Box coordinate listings
------------------------------------------------
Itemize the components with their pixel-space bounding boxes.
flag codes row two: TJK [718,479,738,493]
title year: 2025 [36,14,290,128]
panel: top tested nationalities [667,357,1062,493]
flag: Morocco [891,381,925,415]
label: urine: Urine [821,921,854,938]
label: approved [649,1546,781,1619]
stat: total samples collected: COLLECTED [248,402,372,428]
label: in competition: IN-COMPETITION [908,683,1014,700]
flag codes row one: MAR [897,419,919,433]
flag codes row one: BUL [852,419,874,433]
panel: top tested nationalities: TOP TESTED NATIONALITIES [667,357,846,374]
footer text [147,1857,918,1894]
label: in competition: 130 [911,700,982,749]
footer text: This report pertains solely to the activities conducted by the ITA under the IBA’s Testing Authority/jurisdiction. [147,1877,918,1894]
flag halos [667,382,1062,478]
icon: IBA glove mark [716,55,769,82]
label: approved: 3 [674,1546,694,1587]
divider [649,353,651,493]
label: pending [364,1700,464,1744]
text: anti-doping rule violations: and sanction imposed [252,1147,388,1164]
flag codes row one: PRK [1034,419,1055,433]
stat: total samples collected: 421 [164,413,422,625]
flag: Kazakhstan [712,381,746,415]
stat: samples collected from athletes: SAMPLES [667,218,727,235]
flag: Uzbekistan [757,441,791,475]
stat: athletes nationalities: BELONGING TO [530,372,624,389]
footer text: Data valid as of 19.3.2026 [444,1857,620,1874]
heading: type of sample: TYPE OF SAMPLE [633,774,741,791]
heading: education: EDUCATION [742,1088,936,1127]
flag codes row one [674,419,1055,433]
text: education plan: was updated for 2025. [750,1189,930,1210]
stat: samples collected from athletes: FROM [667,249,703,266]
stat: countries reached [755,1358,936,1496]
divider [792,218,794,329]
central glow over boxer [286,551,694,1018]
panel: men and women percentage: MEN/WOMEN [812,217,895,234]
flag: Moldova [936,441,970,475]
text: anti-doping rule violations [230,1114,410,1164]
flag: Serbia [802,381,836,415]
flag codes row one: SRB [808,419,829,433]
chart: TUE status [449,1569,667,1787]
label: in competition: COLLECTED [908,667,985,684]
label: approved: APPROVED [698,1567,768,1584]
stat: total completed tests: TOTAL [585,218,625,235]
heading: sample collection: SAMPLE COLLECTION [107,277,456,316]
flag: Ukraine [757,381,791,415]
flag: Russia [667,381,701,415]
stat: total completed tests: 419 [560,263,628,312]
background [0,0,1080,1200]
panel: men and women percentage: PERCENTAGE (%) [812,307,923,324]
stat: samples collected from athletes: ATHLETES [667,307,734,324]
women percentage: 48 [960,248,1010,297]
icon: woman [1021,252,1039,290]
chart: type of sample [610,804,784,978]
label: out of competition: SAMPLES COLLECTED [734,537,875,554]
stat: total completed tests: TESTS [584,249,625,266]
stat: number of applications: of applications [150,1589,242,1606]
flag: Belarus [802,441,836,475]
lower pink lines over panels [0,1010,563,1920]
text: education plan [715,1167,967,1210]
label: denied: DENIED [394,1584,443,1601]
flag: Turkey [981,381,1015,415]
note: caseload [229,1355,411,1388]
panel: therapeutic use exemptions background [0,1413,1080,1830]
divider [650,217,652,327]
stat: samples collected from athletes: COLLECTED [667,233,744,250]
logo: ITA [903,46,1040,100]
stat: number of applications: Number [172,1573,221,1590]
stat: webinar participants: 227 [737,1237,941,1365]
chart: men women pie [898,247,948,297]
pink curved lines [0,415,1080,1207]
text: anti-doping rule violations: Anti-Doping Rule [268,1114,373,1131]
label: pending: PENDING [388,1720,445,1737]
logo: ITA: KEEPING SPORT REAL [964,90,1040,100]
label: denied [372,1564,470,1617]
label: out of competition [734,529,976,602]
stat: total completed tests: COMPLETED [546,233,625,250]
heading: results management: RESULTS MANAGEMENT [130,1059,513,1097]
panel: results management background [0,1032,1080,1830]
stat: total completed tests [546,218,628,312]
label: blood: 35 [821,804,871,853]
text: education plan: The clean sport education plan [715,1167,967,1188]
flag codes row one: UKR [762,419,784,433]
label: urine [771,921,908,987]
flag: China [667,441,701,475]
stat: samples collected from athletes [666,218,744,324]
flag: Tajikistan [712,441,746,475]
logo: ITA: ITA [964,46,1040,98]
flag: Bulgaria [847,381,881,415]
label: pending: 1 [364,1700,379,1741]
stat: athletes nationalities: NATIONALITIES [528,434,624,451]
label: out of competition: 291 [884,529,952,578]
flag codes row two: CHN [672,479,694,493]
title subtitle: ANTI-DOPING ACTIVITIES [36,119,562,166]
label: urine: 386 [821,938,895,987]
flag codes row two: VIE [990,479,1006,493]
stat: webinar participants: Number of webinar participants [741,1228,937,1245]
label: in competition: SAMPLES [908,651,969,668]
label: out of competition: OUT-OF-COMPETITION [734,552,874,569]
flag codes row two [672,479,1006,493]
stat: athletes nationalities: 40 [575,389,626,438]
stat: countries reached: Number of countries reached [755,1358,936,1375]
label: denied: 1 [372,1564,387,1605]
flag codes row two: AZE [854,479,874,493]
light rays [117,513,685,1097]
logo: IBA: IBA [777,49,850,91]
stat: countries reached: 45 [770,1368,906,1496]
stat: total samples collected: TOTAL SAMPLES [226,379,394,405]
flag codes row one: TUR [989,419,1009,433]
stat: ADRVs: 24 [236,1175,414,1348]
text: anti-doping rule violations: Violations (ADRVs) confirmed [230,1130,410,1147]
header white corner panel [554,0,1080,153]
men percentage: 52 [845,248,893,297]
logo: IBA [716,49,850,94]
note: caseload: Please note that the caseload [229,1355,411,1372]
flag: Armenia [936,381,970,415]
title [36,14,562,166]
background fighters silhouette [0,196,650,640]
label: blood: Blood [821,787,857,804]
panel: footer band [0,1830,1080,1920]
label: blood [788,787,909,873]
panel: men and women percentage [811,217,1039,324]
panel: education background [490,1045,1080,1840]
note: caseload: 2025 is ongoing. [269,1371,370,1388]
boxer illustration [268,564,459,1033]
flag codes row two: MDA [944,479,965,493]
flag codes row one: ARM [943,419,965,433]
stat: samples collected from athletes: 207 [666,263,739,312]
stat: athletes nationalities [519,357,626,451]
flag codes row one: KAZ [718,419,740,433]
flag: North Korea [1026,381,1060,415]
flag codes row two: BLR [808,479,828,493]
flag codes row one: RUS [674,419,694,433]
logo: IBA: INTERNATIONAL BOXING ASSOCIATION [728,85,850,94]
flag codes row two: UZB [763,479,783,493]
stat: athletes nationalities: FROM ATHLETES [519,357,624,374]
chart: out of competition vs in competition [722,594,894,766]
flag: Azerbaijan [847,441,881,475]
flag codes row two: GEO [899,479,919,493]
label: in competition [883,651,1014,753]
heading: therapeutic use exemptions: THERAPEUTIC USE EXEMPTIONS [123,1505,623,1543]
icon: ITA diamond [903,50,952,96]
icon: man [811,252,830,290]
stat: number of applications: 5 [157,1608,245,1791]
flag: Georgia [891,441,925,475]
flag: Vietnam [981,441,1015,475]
------------------------------------------------
What the exercise asks: Extract every line of the rows above and copy each one verbatim.

Correct output:
Itemize the components with their pixel-space bounding boxes.
flag codes row two: TJK [718,479,738,493]
title year: 2025 [36,14,290,128]
panel: top tested nationalities [667,357,1062,493]
flag: Morocco [891,381,925,415]
label: urine: Urine [821,921,854,938]
label: approved [649,1546,781,1619]
stat: total samples collected: COLLECTED [248,402,372,428]
label: in competition: IN-COMPETITION [908,683,1014,700]
flag codes row one: MAR [897,419,919,433]
flag codes row one: BUL [852,419,874,433]
panel: top tested nationalities: TOP TESTED NATIONALITIES [667,357,846,374]
footer text [147,1857,918,1894]
label: in competition: 130 [911,700,982,749]
footer text: This report pertains solely to the activities conducted by the ITA under the IBA’s Testing Authority/jurisdiction. [147,1877,918,1894]
flag halos [667,382,1062,478]
icon: IBA glove mark [716,55,769,82]
label: approved: 3 [674,1546,694,1587]
divider [649,353,651,493]
label: pending [364,1700,464,1744]
text: anti-doping rule violations: and sanction imposed [252,1147,388,1164]
flag codes row one: PRK [1034,419,1055,433]
stat: total samples collected: 421 [164,413,422,625]
flag: Kazakhstan [712,381,746,415]
stat: samples collected from athletes: SAMPLES [667,218,727,235]
flag: Uzbekistan [757,441,791,475]
stat: athletes nationalities: BELONGING TO [530,372,624,389]
footer text: Data valid as of 19.3.2026 [444,1857,620,1874]
heading: type of sample: TYPE OF SAMPLE [633,774,741,791]
heading: education: EDUCATION [742,1088,936,1127]
flag codes row one [674,419,1055,433]
text: education plan: was updated for 2025. [750,1189,930,1210]
stat: samples collected from athletes: FROM [667,249,703,266]
stat: countries reached [755,1358,936,1496]
divider [792,218,794,329]
central glow over boxer [286,551,694,1018]
panel: men and women percentage: MEN/WOMEN [812,217,895,234]
flag: Moldova [936,441,970,475]
text: anti-doping rule violations [230,1114,410,1164]
flag: Serbia [802,381,836,415]
flag codes row one: SRB [808,419,829,433]
chart: TUE status [449,1569,667,1787]
label: in competition: COLLECTED [908,667,985,684]
label: approved: APPROVED [698,1567,768,1584]
stat: total completed tests: TOTAL [585,218,625,235]
heading: sample collection: SAMPLE COLLECTION [107,277,456,316]
flag: Ukraine [757,381,791,415]
flag: Russia [667,381,701,415]
stat: total completed tests: 419 [560,263,628,312]
background [0,0,1080,1200]
panel: men and women percentage: PERCENTAGE (%) [812,307,923,324]
stat: samples collected from athletes: ATHLETES [667,307,734,324]
women percentage: 48 [960,248,1010,297]
icon: woman [1021,252,1039,290]
chart: type of sample [610,804,784,978]
label: out of competition: SAMPLES COLLECTED [734,537,875,554]
stat: total completed tests: TESTS [584,249,625,266]
stat: number of applications: of applications [150,1589,242,1606]
flag: Belarus [802,441,836,475]
lower pink lines over panels [0,1010,563,1920]
text: education plan [715,1167,967,1210]
label: denied: DENIED [394,1584,443,1601]
flag: Turkey [981,381,1015,415]
note: caseload [229,1355,411,1388]
panel: therapeutic use exemptions background [0,1413,1080,1830]
divider [650,217,652,327]
stat: samples collected from athletes: COLLECTED [667,233,744,250]
logo: ITA [903,46,1040,100]
stat: number of applications: Number [172,1573,221,1590]
stat: webinar participants: 227 [737,1237,941,1365]
chart: men women pie [898,247,948,297]
pink curved lines [0,415,1080,1207]
text: anti-doping rule violations: Anti-Doping Rule [268,1114,373,1131]
label: pending: PENDING [388,1720,445,1737]
logo: ITA: KEEPING SPORT REAL [964,90,1040,100]
label: denied [372,1564,470,1617]
label: out of competition [734,529,976,602]
stat: total completed tests: COMPLETED [546,233,625,250]
heading: results management: RESULTS MANAGEMENT [130,1059,513,1097]
panel: results management background [0,1032,1080,1830]
stat: total completed tests [546,218,628,312]
label: blood: 35 [821,804,871,853]
text: education plan: The clean sport education plan [715,1167,967,1188]
flag codes row one: UKR [762,419,784,433]
label: urine [771,921,908,987]
flag: China [667,441,701,475]
stat: samples collected from athletes [666,218,744,324]
flag: Tajikistan [712,441,746,475]
logo: ITA: ITA [964,46,1040,98]
flag: Bulgaria [847,381,881,415]
label: pending: 1 [364,1700,379,1741]
stat: athletes nationalities: NATIONALITIES [528,434,624,451]
label: out of competition: 291 [884,529,952,578]
flag codes row two: CHN [672,479,694,493]
title subtitle: ANTI-DOPING ACTIVITIES [36,119,562,166]
label: urine: 386 [821,938,895,987]
flag codes row two: VIE [990,479,1006,493]
stat: webinar participants: Number of webinar participants [741,1228,937,1245]
label: in competition: SAMPLES [908,651,969,668]
label: out of competition: OUT-OF-COMPETITION [734,552,874,569]
flag codes row two [672,479,1006,493]
stat: athletes nationalities: 40 [575,389,626,438]
stat: countries reached: Number of countries reached [755,1358,936,1375]
label: denied: 1 [372,1564,387,1605]
flag codes row two: AZE [854,479,874,493]
light rays [117,513,685,1097]
logo: IBA: IBA [777,49,850,91]
stat: countries reached: 45 [770,1368,906,1496]
stat: total samples collected: TOTAL SAMPLES [226,379,394,405]
flag codes row one: TUR [989,419,1009,433]
stat: ADRVs: 24 [236,1175,414,1348]
text: anti-doping rule violations: Violations (ADRVs) confirmed [230,1130,410,1147]
header white corner panel [554,0,1080,153]
men percentage: 52 [845,248,893,297]
logo: IBA [716,49,850,94]
note: caseload: Please note that the caseload [229,1355,411,1372]
flag: Armenia [936,381,970,415]
title [36,14,562,166]
background fighters silhouette [0,196,650,640]
label: blood: Blood [821,787,857,804]
panel: footer band [0,1830,1080,1920]
label: blood [788,787,909,873]
panel: men and women percentage [811,217,1039,324]
panel: education background [490,1045,1080,1840]
note: caseload: 2025 is ongoing. [269,1371,370,1388]
boxer illustration [268,564,459,1033]
flag codes row two: MDA [944,479,965,493]
flag codes row one: ARM [943,419,965,433]
stat: samples collected from athletes: 207 [666,263,739,312]
stat: athletes nationalities [519,357,626,451]
flag codes row one: KAZ [718,419,740,433]
flag: North Korea [1026,381,1060,415]
flag codes row two: BLR [808,479,828,493]
flag codes row one: RUS [674,419,694,433]
logo: IBA: INTERNATIONAL BOXING ASSOCIATION [728,85,850,94]
flag codes row two: UZB [763,479,783,493]
stat: athletes nationalities: FROM ATHLETES [519,357,624,374]
chart: out of competition vs in competition [722,594,894,766]
flag: Azerbaijan [847,441,881,475]
flag codes row two: GEO [899,479,919,493]
label: in competition [883,651,1014,753]
heading: therapeutic use exemptions: THERAPEUTIC USE EXEMPTIONS [123,1505,623,1543]
icon: ITA diamond [903,50,952,96]
icon: man [811,252,830,290]
stat: number of applications: 5 [157,1608,245,1791]
flag: Georgia [891,441,925,475]
flag: Vietnam [981,441,1015,475]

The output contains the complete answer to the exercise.